== WHAT YOU ARE ASKED TO DO ==
Locate each line of the material that contains "Frage", then return it.

== Stored records ==
================================

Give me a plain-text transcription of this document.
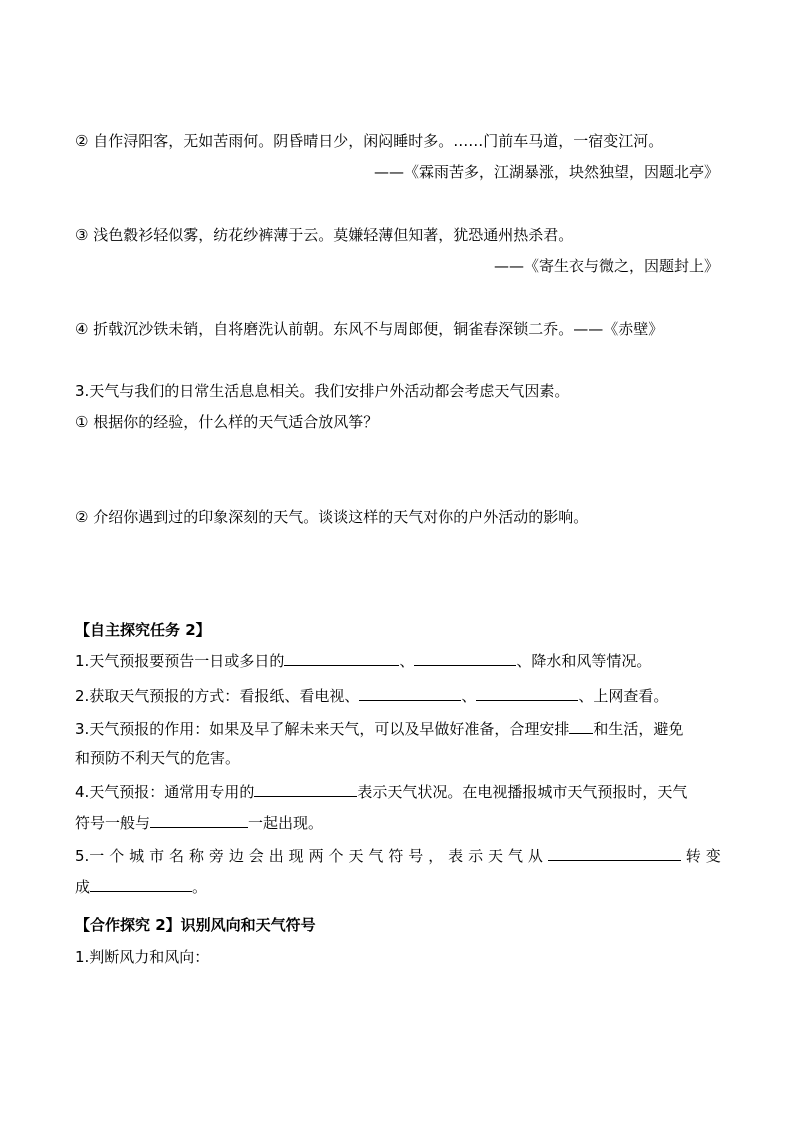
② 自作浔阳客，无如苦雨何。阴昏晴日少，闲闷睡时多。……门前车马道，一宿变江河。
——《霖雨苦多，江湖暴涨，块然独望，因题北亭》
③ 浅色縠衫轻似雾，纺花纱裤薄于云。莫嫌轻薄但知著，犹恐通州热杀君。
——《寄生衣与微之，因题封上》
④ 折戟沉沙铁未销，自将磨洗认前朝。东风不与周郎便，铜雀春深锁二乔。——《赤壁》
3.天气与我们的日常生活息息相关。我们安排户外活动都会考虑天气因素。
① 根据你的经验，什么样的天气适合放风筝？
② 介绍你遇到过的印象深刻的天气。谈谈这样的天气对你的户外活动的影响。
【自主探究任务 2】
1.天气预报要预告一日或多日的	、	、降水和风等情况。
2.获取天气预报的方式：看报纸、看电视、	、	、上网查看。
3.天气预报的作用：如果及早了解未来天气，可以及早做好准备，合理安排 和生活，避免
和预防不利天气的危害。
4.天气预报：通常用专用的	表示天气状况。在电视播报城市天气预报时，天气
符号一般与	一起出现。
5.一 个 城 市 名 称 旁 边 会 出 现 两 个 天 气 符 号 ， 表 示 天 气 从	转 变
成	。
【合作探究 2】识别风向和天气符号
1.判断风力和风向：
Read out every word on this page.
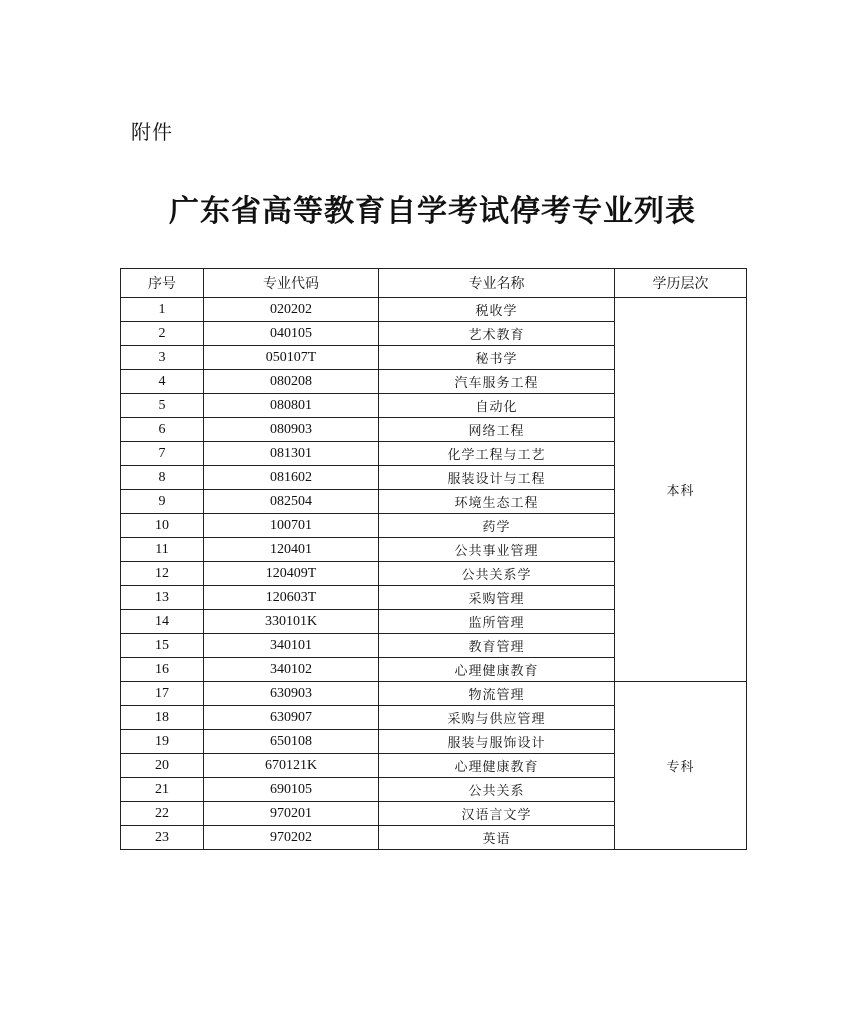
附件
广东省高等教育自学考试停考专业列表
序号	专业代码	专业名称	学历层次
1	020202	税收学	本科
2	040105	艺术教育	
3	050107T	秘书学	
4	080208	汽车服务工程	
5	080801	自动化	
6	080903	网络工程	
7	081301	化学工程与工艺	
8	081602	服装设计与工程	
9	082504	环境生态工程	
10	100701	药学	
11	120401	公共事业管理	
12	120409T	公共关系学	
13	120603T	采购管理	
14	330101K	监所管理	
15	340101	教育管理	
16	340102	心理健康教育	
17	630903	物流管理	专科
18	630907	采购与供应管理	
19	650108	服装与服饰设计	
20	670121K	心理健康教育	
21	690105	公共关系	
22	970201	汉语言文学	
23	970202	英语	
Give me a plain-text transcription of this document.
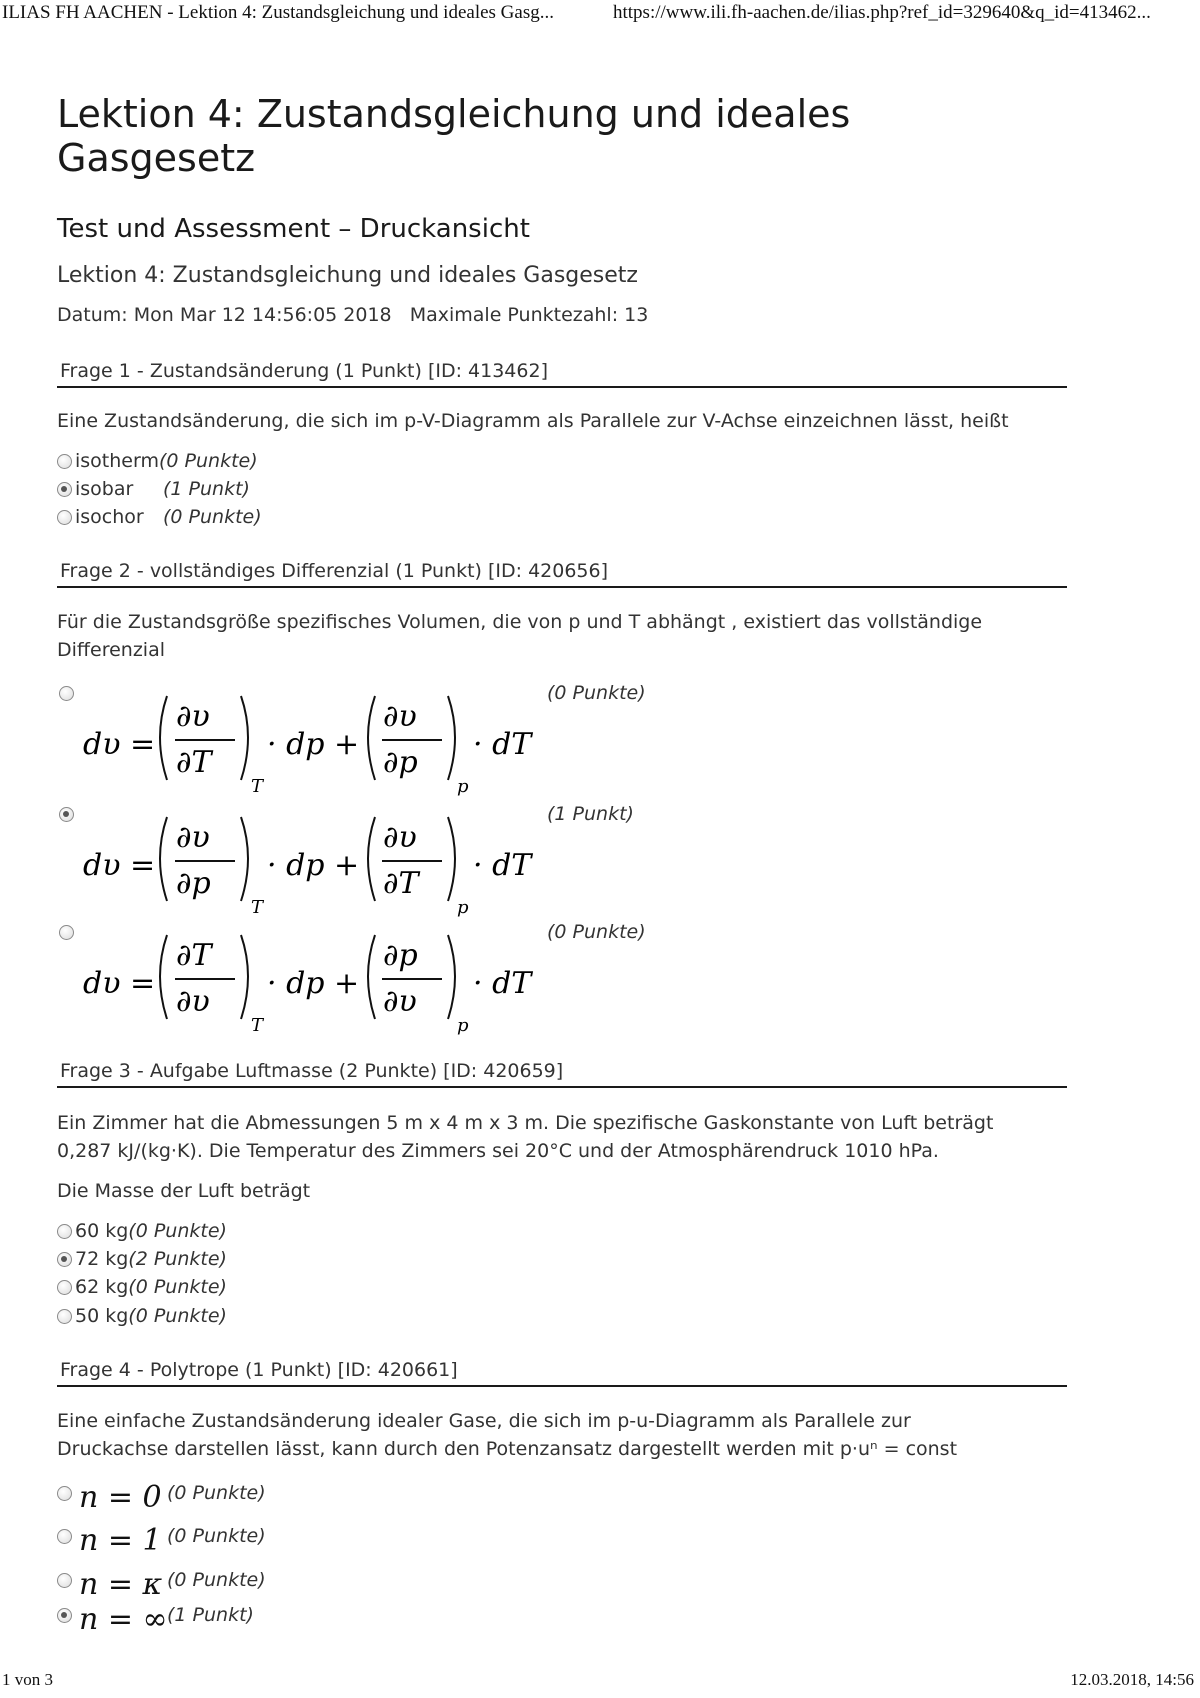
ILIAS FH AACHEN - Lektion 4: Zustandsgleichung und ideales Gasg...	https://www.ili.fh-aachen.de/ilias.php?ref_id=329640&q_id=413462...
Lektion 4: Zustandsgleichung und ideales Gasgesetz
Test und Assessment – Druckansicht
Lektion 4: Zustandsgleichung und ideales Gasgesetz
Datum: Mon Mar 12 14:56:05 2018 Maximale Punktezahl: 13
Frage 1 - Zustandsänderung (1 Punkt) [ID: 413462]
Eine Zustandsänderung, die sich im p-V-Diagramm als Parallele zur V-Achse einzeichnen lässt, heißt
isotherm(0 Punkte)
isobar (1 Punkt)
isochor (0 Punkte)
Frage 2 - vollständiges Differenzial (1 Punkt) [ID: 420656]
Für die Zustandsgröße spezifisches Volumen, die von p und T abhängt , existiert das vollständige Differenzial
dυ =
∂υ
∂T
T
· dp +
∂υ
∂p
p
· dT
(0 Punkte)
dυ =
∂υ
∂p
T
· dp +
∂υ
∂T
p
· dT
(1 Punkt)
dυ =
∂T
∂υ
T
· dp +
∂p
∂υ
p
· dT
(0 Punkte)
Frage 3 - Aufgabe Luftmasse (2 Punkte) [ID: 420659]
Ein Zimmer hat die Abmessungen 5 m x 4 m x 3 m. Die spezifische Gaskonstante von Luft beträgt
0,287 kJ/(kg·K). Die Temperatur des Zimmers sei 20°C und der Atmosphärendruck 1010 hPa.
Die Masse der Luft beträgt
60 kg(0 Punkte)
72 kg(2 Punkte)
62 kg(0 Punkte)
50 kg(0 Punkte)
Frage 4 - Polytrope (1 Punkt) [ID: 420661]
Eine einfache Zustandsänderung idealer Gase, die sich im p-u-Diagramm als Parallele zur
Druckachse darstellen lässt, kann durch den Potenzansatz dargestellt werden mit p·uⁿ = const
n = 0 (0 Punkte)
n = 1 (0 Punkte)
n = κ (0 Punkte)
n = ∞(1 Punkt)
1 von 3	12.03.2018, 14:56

================================

== WORKED ANSWER ==
Frage 1 - Zustandsänderung (1 Punkt) [ID: 413462]
Frage 2 - vollständiges Differenzial (1 Punkt) [ID: 420656]
Frage 3 - Aufgabe Luftmasse (2 Punkte) [ID: 420659]
Frage 4 - Polytrope (1 Punkt) [ID: 420661]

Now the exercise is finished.